* Task description *
Here are some records; copy every line that holds the word "Temizliği".
══ Data for processing ══
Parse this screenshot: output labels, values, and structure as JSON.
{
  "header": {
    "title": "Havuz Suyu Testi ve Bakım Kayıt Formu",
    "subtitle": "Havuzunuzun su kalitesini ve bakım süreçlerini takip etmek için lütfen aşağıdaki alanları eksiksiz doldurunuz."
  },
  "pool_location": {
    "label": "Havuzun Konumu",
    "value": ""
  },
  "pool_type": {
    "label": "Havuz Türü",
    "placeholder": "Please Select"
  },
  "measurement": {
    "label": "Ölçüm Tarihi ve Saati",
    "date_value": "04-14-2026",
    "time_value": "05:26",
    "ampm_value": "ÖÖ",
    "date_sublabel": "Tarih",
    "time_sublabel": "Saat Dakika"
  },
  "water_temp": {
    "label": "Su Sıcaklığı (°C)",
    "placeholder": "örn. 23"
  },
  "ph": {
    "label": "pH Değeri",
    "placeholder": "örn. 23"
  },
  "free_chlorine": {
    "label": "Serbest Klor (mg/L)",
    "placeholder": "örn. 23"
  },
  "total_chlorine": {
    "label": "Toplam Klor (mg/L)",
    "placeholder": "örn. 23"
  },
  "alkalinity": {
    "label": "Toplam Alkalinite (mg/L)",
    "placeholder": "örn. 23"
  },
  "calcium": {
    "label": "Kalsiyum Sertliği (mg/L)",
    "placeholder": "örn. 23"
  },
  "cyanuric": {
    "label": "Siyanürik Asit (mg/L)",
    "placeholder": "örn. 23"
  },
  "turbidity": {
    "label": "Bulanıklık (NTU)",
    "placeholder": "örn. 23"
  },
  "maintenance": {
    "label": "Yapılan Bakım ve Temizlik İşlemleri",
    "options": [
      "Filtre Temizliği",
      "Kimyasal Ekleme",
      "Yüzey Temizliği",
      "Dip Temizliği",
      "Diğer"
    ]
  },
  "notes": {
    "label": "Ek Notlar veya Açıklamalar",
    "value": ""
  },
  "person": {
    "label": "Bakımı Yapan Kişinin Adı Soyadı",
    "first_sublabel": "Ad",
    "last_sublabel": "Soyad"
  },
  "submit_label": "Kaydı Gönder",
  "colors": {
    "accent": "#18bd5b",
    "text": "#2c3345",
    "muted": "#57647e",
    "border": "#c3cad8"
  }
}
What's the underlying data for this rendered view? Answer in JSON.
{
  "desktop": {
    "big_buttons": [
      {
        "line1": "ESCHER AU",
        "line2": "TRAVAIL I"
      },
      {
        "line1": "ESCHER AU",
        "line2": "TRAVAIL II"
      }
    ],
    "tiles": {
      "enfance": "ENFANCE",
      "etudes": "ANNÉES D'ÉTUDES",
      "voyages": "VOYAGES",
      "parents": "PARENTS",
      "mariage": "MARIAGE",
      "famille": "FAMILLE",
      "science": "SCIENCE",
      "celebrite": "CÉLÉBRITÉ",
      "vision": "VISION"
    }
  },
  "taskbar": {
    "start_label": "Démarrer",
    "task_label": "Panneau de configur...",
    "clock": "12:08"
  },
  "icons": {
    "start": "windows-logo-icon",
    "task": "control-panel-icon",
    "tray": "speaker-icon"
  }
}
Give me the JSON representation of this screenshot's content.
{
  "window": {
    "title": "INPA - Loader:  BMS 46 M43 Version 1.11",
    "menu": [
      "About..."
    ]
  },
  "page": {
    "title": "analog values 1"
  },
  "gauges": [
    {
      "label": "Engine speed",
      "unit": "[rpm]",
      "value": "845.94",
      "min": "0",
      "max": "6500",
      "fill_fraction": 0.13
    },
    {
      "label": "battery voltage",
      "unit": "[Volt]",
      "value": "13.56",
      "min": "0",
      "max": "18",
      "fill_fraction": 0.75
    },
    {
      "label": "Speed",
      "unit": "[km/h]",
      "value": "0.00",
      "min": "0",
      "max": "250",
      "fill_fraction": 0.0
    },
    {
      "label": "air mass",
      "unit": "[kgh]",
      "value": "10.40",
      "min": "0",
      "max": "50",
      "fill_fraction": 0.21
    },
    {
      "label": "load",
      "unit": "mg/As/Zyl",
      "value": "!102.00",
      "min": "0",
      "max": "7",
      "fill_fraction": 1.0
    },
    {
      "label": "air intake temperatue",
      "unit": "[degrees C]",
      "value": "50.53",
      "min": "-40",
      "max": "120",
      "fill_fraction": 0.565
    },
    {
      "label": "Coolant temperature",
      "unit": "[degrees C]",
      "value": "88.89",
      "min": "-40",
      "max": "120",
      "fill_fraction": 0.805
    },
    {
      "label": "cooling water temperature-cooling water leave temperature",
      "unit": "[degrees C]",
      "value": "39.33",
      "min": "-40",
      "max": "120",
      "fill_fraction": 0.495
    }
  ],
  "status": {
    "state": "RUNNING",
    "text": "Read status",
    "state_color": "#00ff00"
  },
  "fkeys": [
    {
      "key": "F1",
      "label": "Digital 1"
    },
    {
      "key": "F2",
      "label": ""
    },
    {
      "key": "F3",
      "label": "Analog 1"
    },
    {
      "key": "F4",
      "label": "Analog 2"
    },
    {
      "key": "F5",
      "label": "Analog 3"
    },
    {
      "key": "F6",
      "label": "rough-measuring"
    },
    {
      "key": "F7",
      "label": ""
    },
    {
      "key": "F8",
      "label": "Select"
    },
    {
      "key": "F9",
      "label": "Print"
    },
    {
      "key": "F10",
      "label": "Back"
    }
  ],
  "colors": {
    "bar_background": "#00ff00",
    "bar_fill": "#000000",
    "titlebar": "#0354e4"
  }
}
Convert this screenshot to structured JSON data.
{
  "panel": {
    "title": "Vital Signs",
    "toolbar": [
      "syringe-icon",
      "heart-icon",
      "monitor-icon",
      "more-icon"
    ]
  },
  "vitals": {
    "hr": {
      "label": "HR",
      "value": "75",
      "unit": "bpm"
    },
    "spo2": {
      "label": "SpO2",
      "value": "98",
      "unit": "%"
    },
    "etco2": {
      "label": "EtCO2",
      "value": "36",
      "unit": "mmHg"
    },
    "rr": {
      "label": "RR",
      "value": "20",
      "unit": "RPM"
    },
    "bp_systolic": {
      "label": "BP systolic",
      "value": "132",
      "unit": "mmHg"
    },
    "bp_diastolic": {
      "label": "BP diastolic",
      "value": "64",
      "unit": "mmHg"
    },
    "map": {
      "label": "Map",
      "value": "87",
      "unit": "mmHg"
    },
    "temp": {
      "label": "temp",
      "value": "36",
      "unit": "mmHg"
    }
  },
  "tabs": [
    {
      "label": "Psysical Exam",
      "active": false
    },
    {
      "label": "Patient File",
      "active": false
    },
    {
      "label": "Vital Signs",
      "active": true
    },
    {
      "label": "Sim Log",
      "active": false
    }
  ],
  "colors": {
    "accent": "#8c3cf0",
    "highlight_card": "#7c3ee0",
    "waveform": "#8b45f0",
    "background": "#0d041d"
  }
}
═══
* Written response *
      "Filtre Temizliği",
      "Yüzey Temizliği",
      "Dip Temizliği",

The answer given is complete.